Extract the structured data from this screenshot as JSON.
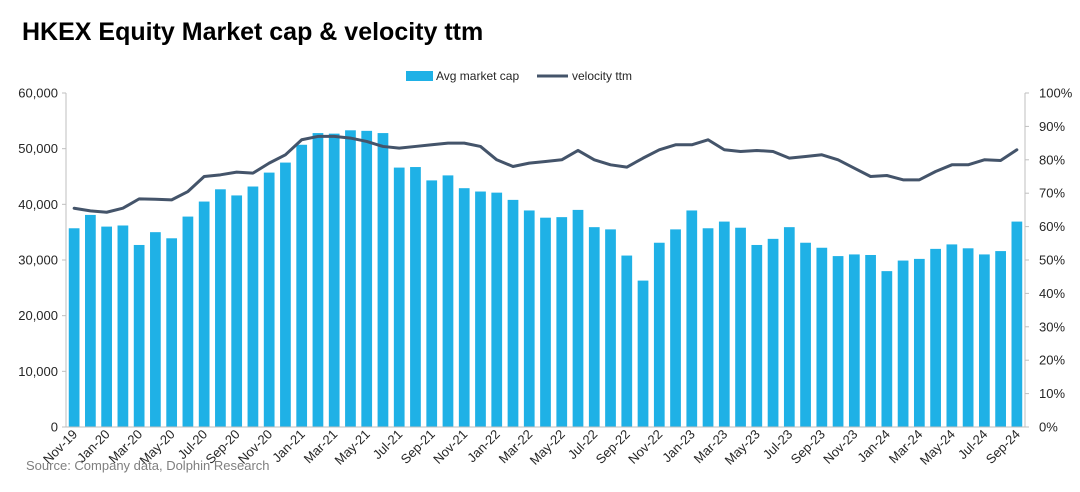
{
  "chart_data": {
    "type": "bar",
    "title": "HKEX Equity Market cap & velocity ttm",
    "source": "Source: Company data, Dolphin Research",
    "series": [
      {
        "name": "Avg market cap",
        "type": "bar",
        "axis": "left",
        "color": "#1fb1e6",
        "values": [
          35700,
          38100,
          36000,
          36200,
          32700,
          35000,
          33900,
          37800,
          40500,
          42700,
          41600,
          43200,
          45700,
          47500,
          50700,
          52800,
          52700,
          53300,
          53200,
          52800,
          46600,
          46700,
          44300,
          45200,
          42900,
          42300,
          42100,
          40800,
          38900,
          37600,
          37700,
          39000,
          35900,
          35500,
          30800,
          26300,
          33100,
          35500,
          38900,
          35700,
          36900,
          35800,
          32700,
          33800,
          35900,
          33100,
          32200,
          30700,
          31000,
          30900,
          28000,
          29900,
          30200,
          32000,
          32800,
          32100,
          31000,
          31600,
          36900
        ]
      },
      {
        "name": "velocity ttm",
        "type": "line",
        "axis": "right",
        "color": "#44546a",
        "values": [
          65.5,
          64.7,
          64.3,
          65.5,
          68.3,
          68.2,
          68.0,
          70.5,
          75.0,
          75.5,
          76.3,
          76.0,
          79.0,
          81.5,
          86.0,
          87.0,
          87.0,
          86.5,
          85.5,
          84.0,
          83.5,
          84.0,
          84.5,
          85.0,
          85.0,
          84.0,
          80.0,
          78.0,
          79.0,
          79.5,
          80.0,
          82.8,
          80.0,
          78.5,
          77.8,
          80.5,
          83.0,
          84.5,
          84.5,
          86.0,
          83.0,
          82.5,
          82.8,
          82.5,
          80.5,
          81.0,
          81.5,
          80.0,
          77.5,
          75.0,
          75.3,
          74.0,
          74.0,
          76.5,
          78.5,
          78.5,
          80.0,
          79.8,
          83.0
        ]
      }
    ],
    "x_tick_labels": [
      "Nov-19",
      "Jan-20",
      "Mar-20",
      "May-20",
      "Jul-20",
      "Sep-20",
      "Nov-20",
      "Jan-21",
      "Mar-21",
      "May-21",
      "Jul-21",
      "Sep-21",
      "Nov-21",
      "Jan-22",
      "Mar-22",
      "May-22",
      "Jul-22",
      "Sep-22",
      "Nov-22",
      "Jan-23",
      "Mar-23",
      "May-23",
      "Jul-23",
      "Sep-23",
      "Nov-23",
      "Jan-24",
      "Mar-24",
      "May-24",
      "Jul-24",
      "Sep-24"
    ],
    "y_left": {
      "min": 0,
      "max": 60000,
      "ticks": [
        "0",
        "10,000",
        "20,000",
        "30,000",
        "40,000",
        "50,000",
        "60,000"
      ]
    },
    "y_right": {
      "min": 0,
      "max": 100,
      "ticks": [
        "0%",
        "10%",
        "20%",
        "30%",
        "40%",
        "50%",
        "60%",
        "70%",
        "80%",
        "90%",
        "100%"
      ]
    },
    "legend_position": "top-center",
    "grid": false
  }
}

────────────────────────────────────────

**EXERCISE TASK:** Within the data above, pick out all lines holding the word "name".

**WRITTEN ANSWER:**
        "name": "Avg market cap",
        "name": "velocity ttm",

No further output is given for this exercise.